Input for this task:
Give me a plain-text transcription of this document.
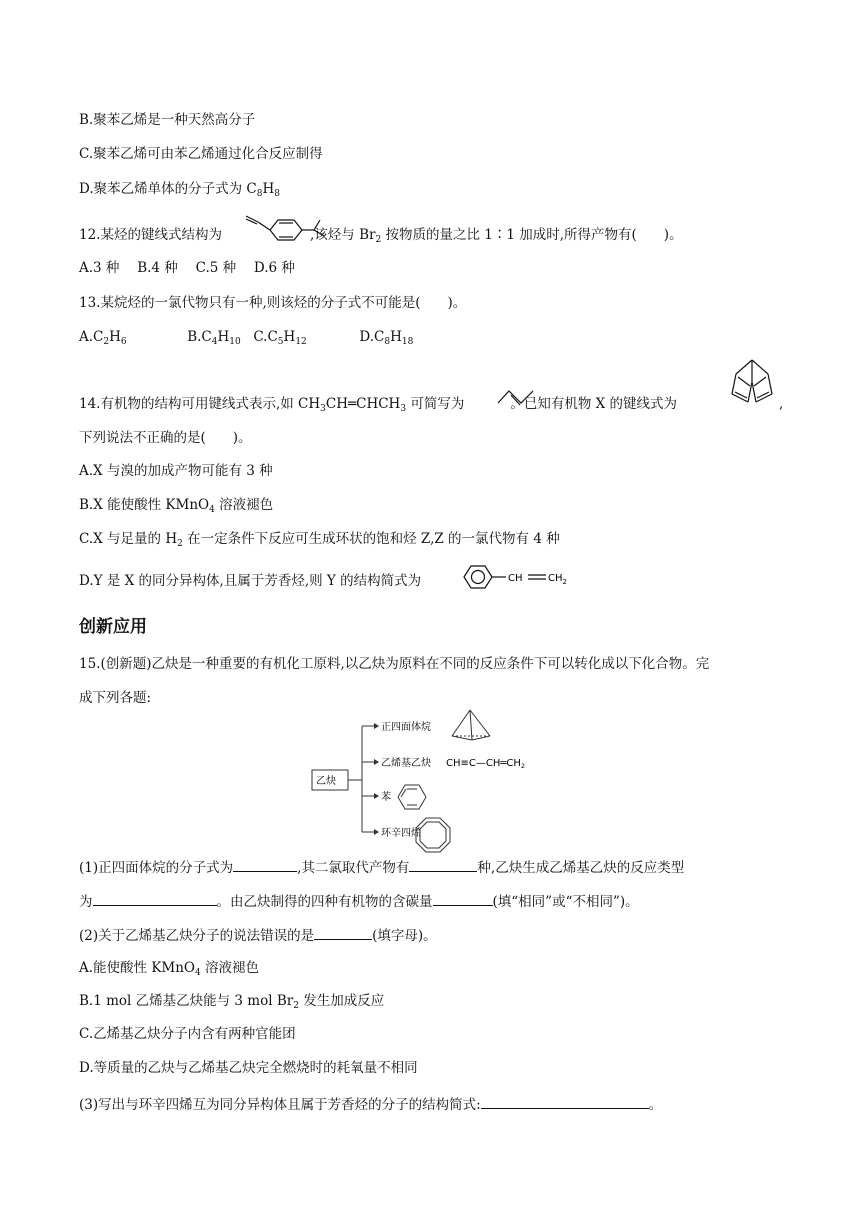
B.聚苯乙烯是一种天然高分子
C.聚苯乙烯可由苯乙烯通过化合反应制得
D.聚苯乙烯单体的分子式为 $C_8H_8$
12.某烃的键线式结构为	,该烃与 $Br_2$ 按物质的量之比 1∶1 加成时,所得产物有(　　)。
A.3 种　 B.4 种　 C.5 种　 D.6 种
13.某烷烃的一氯代物只有一种,则该烃的分子式不可能是(　　)。
$A.C_2H_6$	$B.C_4H_{10}$ $C.C_5H_{12}$	$D.C_8H_{18}$
14.有机物的结构可用键线式表示,如 $CH_3CH═CHCH_3$ 可简写为	。已知有机物 X 的键线式为	,
下列说法不正确的是(　　)。
A.X 与溴的加成产物可能有 3 种
B.X 能使酸性 KMnO$_4$ 溶液褪色
C.X 与足量的 $H_2$ 在一定条件下反应可生成环状的饱和烃 Z,Z 的一氯代物有 4 种
D.Y 是 X 的同分异构体,且属于芳香烃,则 Y 的结构简式为	CH	$CH_2$
创新应用
15.(创新题)乙炔是一种重要的有机化工原料,以乙炔为原料在不同的反应条件下可以转化成以下化合物。完
成下列各题:
乙炔
正四面体烷
乙烯基乙炔
苯
环辛四烯
$CH\equiv C—CH═CH_2$
(1)正四面体烷的分子式为	,其二氯取代产物有	种,乙炔生成乙烯基乙炔的反应类型
为	。由乙炔制得的四种有机物的含碳量	(填“相同”或“不相同”)。
(2)关于乙烯基乙炔分子的说法错误的是	(填字母)。
A.能使酸性 KMnO$_4$ 溶液褪色
B.1 mol 乙烯基乙炔能与 3 mol $Br_2$ 发生加成反应
C.乙烯基乙炔分子内含有两种官能团
D.等质量的乙炔与乙烯基乙炔完全燃烧时的耗氧量不相同
(3)写出与环辛四烯互为同分异构体且属于芳香烃的分子的结构简式:	。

What this task involves: Repeat the material above word for word, please, apart from its images.

Finished task:
Give me a plain-text transcription of this document.
B.聚苯乙烯是一种天然高分子
C.聚苯乙烯可由苯乙烯通过化合反应制得
D.聚苯乙烯单体的分子式为 $C_8H_8$
12.某烃的键线式结构为	,该烃与 $Br_2$ 按物质的量之比 1∶1 加成时,所得产物有(　　)。
A.3 种　 B.4 种　 C.5 种　 D.6 种
13.某烷烃的一氯代物只有一种,则该烃的分子式不可能是(　　)。
$A.C_2H_6$	$B.C_4H_{10}$ $C.C_5H_{12}$	$D.C_8H_{18}$
14.有机物的结构可用键线式表示,如 $CH_3CH═CHCH_3$ 可简写为	。已知有机物 X 的键线式为	,
下列说法不正确的是(　　)。
A.X 与溴的加成产物可能有 3 种
B.X 能使酸性 KMnO$_4$ 溶液褪色
C.X 与足量的 $H_2$ 在一定条件下反应可生成环状的饱和烃 Z,Z 的一氯代物有 4 种
D.Y 是 X 的同分异构体,且属于芳香烃,则 Y 的结构简式为	CH	$CH_2$
创新应用
15.(创新题)乙炔是一种重要的有机化工原料,以乙炔为原料在不同的反应条件下可以转化成以下化合物。完
成下列各题:
乙炔
正四面体烷
乙烯基乙炔
苯
环辛四烯
$CH\equiv C—CH═CH_2$
(1)正四面体烷的分子式为	,其二氯取代产物有	种,乙炔生成乙烯基乙炔的反应类型
为	。由乙炔制得的四种有机物的含碳量	(填“相同”或“不相同”)。
(2)关于乙烯基乙炔分子的说法错误的是	(填字母)。
A.能使酸性 KMnO$_4$ 溶液褪色
B.1 mol 乙烯基乙炔能与 3 mol $Br_2$ 发生加成反应
C.乙烯基乙炔分子内含有两种官能团
D.等质量的乙炔与乙烯基乙炔完全燃烧时的耗氧量不相同
(3)写出与环辛四烯互为同分异构体且属于芳香烃的分子的结构简式:	。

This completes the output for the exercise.